--- start ---
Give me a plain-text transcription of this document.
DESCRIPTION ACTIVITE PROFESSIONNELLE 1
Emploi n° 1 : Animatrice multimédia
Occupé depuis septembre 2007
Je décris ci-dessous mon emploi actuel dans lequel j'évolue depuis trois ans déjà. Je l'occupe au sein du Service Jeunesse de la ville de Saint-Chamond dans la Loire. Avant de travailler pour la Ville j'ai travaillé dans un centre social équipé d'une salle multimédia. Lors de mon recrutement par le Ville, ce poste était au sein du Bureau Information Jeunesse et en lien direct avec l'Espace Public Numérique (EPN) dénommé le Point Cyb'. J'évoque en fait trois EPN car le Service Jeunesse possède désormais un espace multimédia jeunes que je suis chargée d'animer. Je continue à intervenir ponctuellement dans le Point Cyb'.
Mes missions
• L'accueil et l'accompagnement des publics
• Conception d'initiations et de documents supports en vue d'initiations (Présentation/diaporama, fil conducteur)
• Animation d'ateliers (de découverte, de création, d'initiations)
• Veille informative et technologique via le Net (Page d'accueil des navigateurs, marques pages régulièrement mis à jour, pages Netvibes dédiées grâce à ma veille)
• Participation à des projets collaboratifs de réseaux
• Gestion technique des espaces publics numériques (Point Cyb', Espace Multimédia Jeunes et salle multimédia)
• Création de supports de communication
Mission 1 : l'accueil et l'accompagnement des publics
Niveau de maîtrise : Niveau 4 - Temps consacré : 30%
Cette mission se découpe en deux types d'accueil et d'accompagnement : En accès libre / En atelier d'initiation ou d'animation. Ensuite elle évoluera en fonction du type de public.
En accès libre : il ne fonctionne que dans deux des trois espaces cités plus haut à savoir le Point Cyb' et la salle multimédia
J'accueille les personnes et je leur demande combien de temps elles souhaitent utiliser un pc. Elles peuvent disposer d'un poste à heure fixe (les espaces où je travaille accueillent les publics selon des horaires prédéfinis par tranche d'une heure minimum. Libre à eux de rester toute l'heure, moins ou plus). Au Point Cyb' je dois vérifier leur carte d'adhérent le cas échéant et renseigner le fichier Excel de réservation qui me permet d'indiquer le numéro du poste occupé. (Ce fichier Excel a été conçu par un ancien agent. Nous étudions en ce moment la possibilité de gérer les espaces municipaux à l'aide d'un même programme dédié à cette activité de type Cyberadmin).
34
--- end ---
--- start ---
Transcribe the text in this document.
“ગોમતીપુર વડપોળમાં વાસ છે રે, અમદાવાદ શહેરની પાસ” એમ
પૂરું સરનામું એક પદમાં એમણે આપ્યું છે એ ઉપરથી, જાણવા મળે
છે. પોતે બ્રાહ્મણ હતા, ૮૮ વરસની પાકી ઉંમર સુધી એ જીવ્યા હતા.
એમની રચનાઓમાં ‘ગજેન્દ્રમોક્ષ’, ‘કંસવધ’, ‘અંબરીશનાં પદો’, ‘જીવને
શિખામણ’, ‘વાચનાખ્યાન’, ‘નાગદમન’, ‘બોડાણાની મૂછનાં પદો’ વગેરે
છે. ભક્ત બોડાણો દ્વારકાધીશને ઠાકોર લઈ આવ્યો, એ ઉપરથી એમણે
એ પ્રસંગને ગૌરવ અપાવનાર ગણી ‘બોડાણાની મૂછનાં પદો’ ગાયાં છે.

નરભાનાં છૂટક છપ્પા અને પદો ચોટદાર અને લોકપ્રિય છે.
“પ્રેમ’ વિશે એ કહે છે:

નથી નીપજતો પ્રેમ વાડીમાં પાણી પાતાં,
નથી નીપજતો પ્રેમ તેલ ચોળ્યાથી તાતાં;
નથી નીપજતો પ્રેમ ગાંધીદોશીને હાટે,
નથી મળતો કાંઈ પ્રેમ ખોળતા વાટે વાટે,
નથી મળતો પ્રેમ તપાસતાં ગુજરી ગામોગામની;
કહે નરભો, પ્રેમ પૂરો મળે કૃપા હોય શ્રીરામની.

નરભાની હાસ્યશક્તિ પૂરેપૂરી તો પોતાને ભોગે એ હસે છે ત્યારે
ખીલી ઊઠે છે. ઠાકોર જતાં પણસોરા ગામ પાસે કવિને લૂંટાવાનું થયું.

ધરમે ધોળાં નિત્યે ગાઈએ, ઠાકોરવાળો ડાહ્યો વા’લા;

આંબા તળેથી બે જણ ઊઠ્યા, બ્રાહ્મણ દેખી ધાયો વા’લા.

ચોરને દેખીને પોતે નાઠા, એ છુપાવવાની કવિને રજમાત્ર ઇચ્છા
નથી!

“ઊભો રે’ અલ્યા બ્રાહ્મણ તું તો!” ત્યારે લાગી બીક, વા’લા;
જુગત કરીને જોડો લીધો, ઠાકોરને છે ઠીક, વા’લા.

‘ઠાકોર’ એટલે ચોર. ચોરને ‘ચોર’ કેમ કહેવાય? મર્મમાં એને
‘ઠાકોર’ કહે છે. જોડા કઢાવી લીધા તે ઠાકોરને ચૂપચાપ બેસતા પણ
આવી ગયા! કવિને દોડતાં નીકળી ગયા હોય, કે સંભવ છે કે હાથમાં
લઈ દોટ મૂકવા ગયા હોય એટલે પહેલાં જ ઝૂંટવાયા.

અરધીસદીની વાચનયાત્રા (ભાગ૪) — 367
--- end ---
SET TASK — Extract, from the listing above, every line where the string "type" occurs.

FULL SOLUTION —
Cette mission se découpe en deux types d'accueil et d'accompagnement : En accès libre / En atelier d'initiation ou d'animation. Ensuite elle évoluera en fonction du type de public.
J'accueille les personnes et je leur demande combien de temps elles souhaitent utiliser un pc. Elles peuvent disposer d'un poste à heure fixe (les espaces où je travaille accueillent les publics selon des horaires prédéfinis par tranche d'une heure minimum. Libre à eux de rester toute l'heure, moins ou plus). Au Point Cyb' je dois vérifier leur carte d'adhérent le cas échéant et renseigner le fichier Excel de réservation qui me permet d'indiquer le numéro du poste occupé. (Ce fichier Excel a été conçu par un ancien agent. Nous étudions en ce moment la possibilité de gérer les espaces municipaux à l'aide d'un même programme dédié à cette activité de type Cyberadmin).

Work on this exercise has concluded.